Dataset records:
>> Start

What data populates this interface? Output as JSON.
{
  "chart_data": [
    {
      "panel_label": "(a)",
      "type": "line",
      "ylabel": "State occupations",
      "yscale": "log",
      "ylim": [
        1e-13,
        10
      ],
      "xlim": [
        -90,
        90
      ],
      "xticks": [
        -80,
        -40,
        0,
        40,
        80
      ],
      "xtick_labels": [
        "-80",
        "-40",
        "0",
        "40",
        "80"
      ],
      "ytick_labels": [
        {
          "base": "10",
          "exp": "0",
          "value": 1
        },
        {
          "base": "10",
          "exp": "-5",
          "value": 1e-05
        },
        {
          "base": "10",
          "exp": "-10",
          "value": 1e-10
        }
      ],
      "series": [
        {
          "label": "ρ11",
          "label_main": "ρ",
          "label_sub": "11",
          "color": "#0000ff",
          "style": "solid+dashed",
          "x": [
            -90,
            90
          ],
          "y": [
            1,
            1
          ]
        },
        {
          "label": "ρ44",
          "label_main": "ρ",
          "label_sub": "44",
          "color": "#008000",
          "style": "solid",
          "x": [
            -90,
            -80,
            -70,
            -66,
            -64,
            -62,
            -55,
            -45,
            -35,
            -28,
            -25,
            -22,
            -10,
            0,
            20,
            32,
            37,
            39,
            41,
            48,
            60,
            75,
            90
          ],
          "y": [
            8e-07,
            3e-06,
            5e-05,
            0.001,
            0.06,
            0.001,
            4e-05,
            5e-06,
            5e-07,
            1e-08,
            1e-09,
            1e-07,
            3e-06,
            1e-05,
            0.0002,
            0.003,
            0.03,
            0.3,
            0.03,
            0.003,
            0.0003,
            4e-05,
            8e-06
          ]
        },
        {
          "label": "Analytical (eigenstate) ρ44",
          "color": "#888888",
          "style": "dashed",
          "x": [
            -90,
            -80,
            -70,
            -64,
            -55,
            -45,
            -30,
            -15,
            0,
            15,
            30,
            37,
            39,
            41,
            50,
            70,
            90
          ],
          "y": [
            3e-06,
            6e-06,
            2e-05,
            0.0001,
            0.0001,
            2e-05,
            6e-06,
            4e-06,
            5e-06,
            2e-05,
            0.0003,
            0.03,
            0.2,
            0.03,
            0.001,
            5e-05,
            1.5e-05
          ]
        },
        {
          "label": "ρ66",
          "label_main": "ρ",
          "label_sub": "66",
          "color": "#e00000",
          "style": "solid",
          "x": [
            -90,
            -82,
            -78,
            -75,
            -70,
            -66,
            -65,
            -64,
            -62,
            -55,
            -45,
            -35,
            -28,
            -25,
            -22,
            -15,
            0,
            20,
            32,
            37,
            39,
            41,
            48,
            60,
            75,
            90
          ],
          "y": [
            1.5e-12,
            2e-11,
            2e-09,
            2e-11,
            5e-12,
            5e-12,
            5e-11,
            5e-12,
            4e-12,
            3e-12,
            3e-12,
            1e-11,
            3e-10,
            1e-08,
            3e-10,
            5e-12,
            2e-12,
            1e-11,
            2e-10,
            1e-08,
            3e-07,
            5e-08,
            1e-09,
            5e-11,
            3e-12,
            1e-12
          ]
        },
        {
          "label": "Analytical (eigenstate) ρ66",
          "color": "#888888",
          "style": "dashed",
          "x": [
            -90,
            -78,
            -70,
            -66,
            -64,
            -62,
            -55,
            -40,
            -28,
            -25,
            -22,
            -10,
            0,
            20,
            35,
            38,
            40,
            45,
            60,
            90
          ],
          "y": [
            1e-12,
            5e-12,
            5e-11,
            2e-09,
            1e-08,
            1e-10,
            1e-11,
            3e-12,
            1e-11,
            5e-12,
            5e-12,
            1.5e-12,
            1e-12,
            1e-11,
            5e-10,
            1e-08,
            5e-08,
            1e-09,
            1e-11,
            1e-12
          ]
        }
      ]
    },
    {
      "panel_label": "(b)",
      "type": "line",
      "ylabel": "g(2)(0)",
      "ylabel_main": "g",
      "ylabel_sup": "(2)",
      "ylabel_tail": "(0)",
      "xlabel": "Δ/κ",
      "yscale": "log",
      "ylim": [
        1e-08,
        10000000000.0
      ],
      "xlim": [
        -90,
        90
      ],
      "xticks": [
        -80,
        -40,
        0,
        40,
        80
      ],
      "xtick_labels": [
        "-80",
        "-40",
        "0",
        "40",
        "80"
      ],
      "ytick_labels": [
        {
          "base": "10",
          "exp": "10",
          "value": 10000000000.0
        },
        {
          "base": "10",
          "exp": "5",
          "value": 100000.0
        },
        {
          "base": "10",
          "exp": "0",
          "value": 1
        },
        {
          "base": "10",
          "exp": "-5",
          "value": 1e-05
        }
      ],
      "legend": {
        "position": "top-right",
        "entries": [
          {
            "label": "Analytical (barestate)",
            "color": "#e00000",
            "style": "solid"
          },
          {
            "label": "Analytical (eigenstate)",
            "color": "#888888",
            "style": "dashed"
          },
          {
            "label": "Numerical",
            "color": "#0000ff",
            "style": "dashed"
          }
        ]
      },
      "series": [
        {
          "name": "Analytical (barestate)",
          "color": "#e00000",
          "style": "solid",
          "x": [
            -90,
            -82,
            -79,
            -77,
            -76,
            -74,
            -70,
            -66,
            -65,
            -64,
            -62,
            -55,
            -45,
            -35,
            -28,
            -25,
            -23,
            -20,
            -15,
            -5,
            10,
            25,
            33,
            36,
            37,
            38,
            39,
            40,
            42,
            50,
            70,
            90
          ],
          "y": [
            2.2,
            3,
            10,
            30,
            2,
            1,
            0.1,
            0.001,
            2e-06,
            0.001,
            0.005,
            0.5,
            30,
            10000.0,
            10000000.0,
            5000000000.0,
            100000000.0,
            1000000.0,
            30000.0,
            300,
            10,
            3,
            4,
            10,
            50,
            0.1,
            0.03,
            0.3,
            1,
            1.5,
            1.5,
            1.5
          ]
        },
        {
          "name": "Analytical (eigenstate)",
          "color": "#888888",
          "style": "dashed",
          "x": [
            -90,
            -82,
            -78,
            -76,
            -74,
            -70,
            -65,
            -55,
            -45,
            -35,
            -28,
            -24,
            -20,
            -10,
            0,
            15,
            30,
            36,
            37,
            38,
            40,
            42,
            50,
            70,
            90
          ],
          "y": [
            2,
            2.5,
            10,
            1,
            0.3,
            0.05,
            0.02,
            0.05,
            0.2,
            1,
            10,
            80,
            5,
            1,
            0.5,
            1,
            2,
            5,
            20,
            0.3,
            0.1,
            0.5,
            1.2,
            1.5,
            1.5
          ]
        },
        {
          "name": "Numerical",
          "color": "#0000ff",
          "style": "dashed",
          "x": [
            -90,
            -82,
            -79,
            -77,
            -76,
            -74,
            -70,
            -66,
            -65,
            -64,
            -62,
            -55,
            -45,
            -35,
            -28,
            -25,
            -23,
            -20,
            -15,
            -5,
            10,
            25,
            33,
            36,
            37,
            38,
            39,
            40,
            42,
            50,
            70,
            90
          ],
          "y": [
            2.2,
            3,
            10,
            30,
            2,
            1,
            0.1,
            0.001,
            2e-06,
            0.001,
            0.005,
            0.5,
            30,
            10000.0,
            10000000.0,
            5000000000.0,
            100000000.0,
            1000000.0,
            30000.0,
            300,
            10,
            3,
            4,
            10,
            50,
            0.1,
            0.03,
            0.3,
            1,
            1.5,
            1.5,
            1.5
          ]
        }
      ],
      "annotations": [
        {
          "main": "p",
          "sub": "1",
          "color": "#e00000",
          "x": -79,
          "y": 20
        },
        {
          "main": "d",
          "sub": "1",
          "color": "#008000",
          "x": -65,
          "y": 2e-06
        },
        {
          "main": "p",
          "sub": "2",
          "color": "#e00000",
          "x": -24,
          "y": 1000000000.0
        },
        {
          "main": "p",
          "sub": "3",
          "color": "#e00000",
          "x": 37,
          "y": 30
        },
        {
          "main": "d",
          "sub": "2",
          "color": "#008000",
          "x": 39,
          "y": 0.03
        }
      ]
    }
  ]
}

>> End

_Exercise objective_
Filter the entries down to the lines with the word "barestate" in them.

_Exercise result_
            "label": "Analytical (barestate)",
          "name": "Analytical (barestate)",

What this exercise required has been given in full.